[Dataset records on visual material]
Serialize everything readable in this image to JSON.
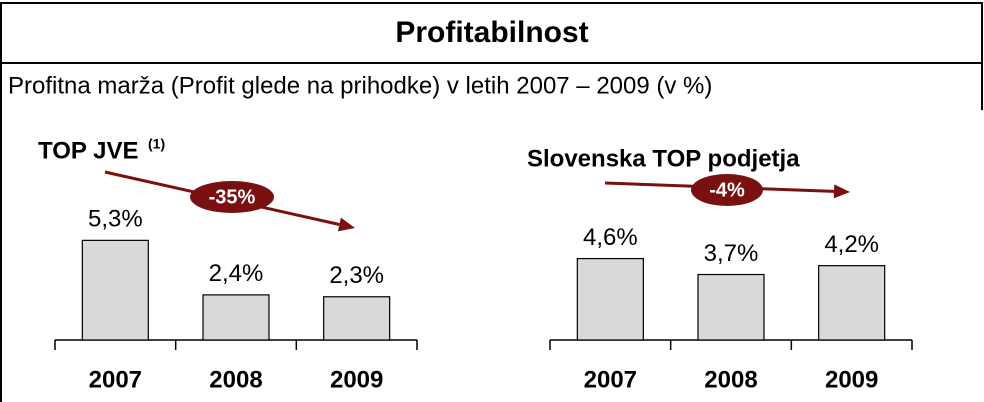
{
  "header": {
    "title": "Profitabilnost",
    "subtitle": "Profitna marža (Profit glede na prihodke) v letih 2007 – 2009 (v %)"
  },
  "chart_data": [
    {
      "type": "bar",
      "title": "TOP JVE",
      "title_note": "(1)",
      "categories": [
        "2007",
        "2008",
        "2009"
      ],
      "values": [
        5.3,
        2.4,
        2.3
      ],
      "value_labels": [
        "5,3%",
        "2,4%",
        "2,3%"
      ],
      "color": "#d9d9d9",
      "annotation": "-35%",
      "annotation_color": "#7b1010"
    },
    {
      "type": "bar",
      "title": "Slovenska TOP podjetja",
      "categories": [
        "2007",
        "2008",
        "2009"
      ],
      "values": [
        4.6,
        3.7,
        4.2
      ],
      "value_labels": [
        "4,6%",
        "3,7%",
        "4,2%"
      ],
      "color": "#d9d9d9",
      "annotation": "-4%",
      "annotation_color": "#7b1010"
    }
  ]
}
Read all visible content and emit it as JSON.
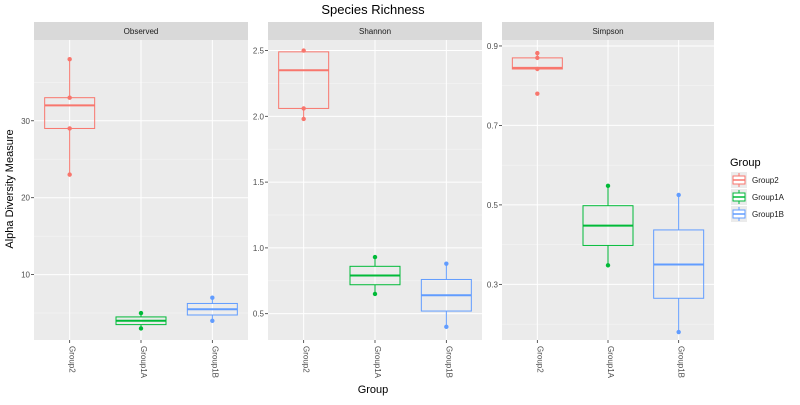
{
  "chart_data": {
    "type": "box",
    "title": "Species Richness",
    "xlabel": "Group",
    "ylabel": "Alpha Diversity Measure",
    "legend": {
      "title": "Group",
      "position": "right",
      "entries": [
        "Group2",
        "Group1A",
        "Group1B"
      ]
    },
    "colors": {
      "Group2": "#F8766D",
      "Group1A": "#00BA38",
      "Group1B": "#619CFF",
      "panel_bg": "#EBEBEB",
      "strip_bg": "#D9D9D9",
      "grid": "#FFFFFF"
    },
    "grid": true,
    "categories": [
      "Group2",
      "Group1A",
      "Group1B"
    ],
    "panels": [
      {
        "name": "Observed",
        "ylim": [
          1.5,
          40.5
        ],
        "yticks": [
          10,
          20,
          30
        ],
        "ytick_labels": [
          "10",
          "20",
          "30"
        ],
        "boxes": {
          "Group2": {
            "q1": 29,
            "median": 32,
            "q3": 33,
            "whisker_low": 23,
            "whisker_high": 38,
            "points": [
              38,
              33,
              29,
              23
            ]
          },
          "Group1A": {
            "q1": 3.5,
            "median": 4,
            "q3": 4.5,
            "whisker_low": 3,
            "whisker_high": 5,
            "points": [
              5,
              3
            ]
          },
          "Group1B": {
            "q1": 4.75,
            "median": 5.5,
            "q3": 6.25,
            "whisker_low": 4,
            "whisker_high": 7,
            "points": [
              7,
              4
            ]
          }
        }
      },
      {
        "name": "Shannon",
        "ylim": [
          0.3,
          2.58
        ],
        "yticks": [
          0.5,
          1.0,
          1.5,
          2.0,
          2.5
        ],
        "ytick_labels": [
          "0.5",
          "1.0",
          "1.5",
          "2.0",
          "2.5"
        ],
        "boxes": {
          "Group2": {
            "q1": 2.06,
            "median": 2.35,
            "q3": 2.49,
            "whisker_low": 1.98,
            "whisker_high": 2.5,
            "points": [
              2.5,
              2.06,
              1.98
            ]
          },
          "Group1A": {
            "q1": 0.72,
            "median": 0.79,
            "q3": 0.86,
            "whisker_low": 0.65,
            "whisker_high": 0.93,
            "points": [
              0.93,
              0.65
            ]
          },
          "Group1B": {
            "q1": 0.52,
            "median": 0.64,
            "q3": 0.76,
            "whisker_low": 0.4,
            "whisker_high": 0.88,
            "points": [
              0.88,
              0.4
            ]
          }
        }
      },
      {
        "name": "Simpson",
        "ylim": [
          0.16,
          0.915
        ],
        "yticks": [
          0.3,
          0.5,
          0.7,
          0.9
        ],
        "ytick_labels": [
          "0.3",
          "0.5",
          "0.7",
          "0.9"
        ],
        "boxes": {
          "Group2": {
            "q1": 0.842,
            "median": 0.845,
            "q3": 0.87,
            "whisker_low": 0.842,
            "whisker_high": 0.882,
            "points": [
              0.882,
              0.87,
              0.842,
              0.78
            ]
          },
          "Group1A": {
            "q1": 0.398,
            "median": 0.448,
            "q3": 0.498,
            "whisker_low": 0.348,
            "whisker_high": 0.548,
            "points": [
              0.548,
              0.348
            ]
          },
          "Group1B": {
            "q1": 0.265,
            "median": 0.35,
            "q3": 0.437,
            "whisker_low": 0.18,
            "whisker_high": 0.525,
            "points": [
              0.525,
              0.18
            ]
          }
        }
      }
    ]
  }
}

- Problem
Reproduce all of the material above word for word. Omit the pictures.

- Finished exercise
Serialize everything readable in this image to JSON.
{
  "header": {
    "title": "Profitabilnost",
    "subtitle": "Profitna marža (Profit glede na prihodke) v letih 2007 – 2009 (v %)"
  },
  "chart_data": [
    {
      "type": "bar",
      "title": "TOP JVE",
      "title_note": "(1)",
      "categories": [
        "2007",
        "2008",
        "2009"
      ],
      "values": [
        5.3,
        2.4,
        2.3
      ],
      "value_labels": [
        "5,3%",
        "2,4%",
        "2,3%"
      ],
      "color": "#d9d9d9",
      "annotation": "-35%",
      "annotation_color": "#7b1010"
    },
    {
      "type": "bar",
      "title": "Slovenska TOP podjetja",
      "categories": [
        "2007",
        "2008",
        "2009"
      ],
      "values": [
        4.6,
        3.7,
        4.2
      ],
      "value_labels": [
        "4,6%",
        "3,7%",
        "4,2%"
      ],
      "color": "#d9d9d9",
      "annotation": "-4%",
      "annotation_color": "#7b1010"
    }
  ]
}
Read all visible content and emit it as JSON.
{
  "chart_data": {
    "type": "box",
    "title": "Species Richness",
    "xlabel": "Group",
    "ylabel": "Alpha Diversity Measure",
    "legend": {
      "title": "Group",
      "position": "right",
      "entries": [
        "Group2",
        "Group1A",
        "Group1B"
      ]
    },
    "colors": {
      "Group2": "#F8766D",
      "Group1A": "#00BA38",
      "Group1B": "#619CFF",
      "panel_bg": "#EBEBEB",
      "strip_bg": "#D9D9D9",
      "grid": "#FFFFFF"
    },
    "grid": true,
    "categories": [
      "Group2",
      "Group1A",
      "Group1B"
    ],
    "panels": [
      {
        "name": "Observed",
        "ylim": [
          1.5,
          40.5
        ],
        "yticks": [
          10,
          20,
          30
        ],
        "ytick_labels": [
          "10",
          "20",
          "30"
        ],
        "boxes": {
          "Group2": {
            "q1": 29,
            "median": 32,
            "q3": 33,
            "whisker_low": 23,
            "whisker_high": 38,
            "points": [
              38,
              33,
              29,
              23
            ]
          },
          "Group1A": {
            "q1": 3.5,
            "median": 4,
            "q3": 4.5,
            "whisker_low": 3,
            "whisker_high": 5,
            "points": [
              5,
              3
            ]
          },
          "Group1B": {
            "q1": 4.75,
            "median": 5.5,
            "q3": 6.25,
            "whisker_low": 4,
            "whisker_high": 7,
            "points": [
              7,
              4
            ]
          }
        }
      },
      {
        "name": "Shannon",
        "ylim": [
          0.3,
          2.58
        ],
        "yticks": [
          0.5,
          1.0,
          1.5,
          2.0,
          2.5
        ],
        "ytick_labels": [
          "0.5",
          "1.0",
          "1.5",
          "2.0",
          "2.5"
        ],
        "boxes": {
          "Group2": {
            "q1": 2.06,
            "median": 2.35,
            "q3": 2.49,
            "whisker_low": 1.98,
            "whisker_high": 2.5,
            "points": [
              2.5,
              2.06,
              1.98
            ]
          },
          "Group1A": {
            "q1": 0.72,
            "median": 0.79,
            "q3": 0.86,
            "whisker_low": 0.65,
            "whisker_high": 0.93,
            "points": [
              0.93,
              0.65
            ]
          },
          "Group1B": {
            "q1": 0.52,
            "median": 0.64,
            "q3": 0.76,
            "whisker_low": 0.4,
            "whisker_high": 0.88,
            "points": [
              0.88,
              0.4
            ]
          }
        }
      },
      {
        "name": "Simpson",
        "ylim": [
          0.16,
          0.915
        ],
        "yticks": [
          0.3,
          0.5,
          0.7,
          0.9
        ],
        "ytick_labels": [
          "0.3",
          "0.5",
          "0.7",
          "0.9"
        ],
        "boxes": {
          "Group2": {
            "q1": 0.842,
            "median": 0.845,
            "q3": 0.87,
            "whisker_low": 0.842,
            "whisker_high": 0.882,
            "points": [
              0.882,
              0.87,
              0.842,
              0.78
            ]
          },
          "Group1A": {
            "q1": 0.398,
            "median": 0.448,
            "q3": 0.498,
            "whisker_low": 0.348,
            "whisker_high": 0.548,
            "points": [
              0.548,
              0.348
            ]
          },
          "Group1B": {
            "q1": 0.265,
            "median": 0.35,
            "q3": 0.437,
            "whisker_low": 0.18,
            "whisker_high": 0.525,
            "points": [
              0.525,
              0.18
            ]
          }
        }
      }
    ]
  }
}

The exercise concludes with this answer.